Copy out all the records exactly.

..........

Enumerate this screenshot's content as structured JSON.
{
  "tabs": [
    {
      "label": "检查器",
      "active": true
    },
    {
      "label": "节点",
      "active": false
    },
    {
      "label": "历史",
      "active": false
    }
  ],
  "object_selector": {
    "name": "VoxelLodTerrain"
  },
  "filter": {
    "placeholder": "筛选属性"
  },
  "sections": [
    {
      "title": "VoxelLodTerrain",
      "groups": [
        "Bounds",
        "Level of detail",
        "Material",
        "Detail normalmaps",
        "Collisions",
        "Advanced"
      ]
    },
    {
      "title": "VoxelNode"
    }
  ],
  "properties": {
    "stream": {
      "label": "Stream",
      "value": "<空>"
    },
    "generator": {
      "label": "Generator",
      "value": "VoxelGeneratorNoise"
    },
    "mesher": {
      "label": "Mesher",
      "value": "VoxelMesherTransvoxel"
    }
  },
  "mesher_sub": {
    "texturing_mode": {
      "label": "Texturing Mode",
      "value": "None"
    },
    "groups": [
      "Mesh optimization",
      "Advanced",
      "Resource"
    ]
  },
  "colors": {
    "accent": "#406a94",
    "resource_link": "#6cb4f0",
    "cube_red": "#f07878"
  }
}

..........

▸ **Answer to the problem**:
Enumerate this screenshot's content as structured JSON.
{
  "tabs": [
    {
      "label": "检查器",
      "active": true
    },
    {
      "label": "节点",
      "active": false
    },
    {
      "label": "历史",
      "active": false
    }
  ],
  "object_selector": {
    "name": "VoxelLodTerrain"
  },
  "filter": {
    "placeholder": "筛选属性"
  },
  "sections": [
    {
      "title": "VoxelLodTerrain",
      "groups": [
        "Bounds",
        "Level of detail",
        "Material",
        "Detail normalmaps",
        "Collisions",
        "Advanced"
      ]
    },
    {
      "title": "VoxelNode"
    }
  ],
  "properties": {
    "stream": {
      "label": "Stream",
      "value": "<空>"
    },
    "generator": {
      "label": "Generator",
      "value": "VoxelGeneratorNoise"
    },
    "mesher": {
      "label": "Mesher",
      "value": "VoxelMesherTransvoxel"
    }
  },
  "mesher_sub": {
    "texturing_mode": {
      "label": "Texturing Mode",
      "value": "None"
    },
    "groups": [
      "Mesh optimization",
      "Advanced",
      "Resource"
    ]
  },
  "colors": {
    "accent": "#406a94",
    "resource_link": "#6cb4f0",
    "cube_red": "#f07878"
  }
}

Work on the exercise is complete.